##### WORKING DATA

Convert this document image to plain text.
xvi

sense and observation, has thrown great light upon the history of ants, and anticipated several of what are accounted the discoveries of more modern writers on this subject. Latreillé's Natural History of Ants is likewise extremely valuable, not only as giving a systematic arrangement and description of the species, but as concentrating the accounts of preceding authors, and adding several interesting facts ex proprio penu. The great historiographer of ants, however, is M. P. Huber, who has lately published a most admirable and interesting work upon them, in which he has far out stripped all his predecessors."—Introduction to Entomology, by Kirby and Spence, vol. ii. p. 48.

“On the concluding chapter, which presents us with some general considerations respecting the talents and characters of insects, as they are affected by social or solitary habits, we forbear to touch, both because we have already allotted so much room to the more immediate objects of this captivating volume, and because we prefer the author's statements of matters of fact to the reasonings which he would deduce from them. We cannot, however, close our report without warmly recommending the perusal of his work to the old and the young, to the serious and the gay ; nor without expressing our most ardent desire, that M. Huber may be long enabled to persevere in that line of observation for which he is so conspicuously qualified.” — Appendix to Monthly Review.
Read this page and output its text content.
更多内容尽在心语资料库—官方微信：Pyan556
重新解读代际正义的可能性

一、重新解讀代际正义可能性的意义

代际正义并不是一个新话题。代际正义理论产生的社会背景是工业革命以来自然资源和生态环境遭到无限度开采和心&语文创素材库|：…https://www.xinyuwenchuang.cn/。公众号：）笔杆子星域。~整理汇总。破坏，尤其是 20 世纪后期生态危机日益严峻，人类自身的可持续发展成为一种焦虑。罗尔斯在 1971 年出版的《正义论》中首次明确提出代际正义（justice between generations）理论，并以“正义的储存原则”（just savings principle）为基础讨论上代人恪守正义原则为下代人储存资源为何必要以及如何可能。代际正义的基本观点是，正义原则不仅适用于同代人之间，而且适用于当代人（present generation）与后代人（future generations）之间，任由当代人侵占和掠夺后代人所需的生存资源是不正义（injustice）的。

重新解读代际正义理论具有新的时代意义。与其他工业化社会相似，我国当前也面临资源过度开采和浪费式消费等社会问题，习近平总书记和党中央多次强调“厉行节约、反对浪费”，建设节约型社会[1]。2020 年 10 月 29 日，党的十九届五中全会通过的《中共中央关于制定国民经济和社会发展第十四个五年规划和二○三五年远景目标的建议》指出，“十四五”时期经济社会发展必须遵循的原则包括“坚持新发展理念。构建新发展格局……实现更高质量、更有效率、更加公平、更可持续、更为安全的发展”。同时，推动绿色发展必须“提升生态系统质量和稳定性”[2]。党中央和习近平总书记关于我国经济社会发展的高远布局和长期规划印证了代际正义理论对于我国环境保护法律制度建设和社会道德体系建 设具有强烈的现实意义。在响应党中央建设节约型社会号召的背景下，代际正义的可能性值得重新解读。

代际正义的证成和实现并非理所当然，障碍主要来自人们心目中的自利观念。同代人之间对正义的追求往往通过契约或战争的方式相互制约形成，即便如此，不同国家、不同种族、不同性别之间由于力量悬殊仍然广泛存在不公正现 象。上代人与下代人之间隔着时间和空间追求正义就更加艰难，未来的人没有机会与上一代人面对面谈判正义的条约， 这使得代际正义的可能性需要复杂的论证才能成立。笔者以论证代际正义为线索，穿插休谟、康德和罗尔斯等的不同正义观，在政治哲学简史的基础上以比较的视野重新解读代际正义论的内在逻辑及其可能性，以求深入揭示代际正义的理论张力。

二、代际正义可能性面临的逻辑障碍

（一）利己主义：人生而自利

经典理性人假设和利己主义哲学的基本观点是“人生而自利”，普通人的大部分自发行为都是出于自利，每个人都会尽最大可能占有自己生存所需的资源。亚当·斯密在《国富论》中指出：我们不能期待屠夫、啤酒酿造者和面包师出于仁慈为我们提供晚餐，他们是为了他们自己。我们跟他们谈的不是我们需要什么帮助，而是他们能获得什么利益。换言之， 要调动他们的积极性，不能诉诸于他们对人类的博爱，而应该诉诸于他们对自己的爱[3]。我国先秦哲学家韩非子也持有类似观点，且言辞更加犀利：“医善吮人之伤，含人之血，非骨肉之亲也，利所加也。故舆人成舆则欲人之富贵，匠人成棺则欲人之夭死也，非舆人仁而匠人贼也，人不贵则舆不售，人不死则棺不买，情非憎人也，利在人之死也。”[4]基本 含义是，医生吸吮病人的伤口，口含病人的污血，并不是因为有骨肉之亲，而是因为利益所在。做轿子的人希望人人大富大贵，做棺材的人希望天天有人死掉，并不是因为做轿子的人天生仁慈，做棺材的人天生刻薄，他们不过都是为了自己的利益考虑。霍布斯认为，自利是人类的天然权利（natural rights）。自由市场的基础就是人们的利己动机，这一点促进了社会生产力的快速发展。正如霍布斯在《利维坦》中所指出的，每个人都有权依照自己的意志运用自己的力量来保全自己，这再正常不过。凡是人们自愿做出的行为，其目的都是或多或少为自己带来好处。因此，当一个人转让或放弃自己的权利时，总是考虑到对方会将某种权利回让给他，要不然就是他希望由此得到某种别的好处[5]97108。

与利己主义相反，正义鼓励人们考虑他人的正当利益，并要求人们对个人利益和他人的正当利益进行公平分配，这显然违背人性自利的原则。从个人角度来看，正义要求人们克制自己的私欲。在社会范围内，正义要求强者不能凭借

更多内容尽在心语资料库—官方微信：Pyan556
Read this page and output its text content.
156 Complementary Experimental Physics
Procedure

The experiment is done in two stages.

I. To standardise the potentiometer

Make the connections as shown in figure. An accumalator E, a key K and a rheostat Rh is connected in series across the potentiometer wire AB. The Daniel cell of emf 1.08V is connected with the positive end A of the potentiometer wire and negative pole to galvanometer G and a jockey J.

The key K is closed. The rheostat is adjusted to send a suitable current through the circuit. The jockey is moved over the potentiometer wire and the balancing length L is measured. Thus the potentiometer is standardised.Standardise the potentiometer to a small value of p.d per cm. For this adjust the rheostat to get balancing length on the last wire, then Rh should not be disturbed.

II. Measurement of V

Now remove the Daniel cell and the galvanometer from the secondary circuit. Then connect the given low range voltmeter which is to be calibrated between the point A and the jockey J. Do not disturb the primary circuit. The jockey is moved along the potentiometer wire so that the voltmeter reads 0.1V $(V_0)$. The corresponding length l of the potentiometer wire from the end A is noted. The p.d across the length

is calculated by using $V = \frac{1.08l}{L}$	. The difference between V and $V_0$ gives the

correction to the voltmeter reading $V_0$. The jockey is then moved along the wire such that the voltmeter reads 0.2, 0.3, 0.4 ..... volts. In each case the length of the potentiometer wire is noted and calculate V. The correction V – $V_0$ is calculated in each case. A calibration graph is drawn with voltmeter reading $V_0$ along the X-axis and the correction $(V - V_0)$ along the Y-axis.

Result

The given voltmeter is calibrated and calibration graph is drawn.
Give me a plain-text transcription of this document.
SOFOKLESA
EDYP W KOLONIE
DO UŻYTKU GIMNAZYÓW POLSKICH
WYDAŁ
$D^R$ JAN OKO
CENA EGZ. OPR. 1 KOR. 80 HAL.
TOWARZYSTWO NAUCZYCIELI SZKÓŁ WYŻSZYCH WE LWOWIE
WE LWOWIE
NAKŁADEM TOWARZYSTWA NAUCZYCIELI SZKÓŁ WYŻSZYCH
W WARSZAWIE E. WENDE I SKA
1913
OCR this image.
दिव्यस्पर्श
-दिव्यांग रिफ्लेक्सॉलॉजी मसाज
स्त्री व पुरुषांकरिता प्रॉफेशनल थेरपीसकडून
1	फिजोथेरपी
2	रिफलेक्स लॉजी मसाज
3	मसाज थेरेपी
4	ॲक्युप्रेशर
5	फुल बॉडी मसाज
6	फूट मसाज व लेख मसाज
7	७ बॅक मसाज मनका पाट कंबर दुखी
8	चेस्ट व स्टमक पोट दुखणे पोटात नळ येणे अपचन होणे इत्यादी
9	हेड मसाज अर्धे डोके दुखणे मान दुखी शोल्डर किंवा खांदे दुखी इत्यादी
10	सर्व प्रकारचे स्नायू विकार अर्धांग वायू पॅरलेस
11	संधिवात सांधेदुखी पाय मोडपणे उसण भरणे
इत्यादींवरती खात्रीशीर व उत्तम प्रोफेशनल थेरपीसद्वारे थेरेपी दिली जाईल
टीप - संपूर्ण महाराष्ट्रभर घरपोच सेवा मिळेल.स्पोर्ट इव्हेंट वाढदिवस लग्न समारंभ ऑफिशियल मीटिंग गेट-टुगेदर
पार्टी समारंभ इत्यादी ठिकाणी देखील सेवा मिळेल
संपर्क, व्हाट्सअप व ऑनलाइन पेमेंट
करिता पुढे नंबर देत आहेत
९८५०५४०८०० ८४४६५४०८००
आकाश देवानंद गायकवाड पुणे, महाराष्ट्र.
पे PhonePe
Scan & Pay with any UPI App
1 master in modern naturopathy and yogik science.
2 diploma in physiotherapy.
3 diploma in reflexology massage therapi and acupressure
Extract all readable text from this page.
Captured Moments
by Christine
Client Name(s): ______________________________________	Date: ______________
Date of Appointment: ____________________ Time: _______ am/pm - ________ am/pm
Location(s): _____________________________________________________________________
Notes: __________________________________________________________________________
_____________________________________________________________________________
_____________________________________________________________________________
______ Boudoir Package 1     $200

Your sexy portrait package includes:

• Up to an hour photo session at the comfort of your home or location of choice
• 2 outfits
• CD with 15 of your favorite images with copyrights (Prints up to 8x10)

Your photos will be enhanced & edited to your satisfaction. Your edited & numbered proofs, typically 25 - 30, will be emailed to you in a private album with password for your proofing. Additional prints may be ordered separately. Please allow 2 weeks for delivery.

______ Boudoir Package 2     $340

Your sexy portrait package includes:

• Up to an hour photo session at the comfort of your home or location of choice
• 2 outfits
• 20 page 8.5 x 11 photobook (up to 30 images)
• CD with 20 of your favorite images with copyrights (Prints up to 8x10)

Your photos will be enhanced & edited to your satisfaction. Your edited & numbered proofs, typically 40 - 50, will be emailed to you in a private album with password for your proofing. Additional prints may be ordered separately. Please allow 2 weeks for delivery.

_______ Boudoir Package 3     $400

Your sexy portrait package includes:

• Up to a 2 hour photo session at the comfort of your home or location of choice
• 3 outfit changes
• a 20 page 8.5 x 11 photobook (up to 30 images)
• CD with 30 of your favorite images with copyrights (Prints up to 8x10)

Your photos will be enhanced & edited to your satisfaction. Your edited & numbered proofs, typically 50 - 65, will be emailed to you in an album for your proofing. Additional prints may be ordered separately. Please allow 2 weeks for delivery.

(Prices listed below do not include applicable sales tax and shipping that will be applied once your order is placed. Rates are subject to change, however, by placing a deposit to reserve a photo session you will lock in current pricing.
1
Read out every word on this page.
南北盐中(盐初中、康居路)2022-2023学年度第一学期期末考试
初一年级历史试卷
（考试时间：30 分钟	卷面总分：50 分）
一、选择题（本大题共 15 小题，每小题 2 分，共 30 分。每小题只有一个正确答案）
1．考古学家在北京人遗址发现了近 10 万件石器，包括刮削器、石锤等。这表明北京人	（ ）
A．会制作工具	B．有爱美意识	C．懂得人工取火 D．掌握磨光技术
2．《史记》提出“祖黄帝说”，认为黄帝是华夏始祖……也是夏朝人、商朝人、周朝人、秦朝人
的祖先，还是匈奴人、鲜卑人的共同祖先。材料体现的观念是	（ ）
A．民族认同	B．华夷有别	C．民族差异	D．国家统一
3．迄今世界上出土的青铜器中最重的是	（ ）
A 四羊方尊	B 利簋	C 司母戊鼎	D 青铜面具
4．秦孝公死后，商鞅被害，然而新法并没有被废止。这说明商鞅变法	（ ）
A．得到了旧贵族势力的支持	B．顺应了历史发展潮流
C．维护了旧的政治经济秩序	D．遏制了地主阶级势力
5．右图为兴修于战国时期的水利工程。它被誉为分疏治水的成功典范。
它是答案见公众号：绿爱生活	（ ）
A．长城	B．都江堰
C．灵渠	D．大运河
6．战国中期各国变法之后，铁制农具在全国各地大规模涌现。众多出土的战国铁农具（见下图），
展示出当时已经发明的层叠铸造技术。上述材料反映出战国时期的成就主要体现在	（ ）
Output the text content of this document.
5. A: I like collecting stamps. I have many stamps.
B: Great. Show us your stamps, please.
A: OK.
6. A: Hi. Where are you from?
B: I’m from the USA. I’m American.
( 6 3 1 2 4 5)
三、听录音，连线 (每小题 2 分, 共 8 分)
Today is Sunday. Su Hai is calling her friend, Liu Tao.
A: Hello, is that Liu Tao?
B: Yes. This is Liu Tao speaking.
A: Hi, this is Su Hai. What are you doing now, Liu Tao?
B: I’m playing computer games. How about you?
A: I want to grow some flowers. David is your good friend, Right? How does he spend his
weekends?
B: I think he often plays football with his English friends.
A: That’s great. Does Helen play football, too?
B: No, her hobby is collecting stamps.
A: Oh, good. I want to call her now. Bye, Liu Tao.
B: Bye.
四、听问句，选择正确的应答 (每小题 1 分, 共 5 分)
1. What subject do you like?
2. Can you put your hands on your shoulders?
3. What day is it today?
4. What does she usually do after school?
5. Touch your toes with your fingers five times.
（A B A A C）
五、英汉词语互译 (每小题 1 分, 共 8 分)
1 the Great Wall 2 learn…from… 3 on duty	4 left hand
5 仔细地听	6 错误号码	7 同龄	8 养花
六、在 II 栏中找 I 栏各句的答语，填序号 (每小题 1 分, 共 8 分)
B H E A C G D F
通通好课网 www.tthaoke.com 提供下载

##########

Scan the data for the word "allow" and copy every line where it shows up.

ANSWER TO THE TASK:
Your photos will be enhanced & edited to your satisfaction. Your edited & numbered proofs, typically 25 - 30, will be emailed to you in a private album with password for your proofing. Additional prints may be ordered separately. Please allow 2 weeks for delivery.
Your photos will be enhanced & edited to your satisfaction. Your edited & numbered proofs, typically 40 - 50, will be emailed to you in a private album with password for your proofing. Additional prints may be ordered separately. Please allow 2 weeks for delivery.
Your photos will be enhanced & edited to your satisfaction. Your edited & numbered proofs, typically 50 - 65, will be emailed to you in an album for your proofing. Additional prints may be ordered separately. Please allow 2 weeks for delivery.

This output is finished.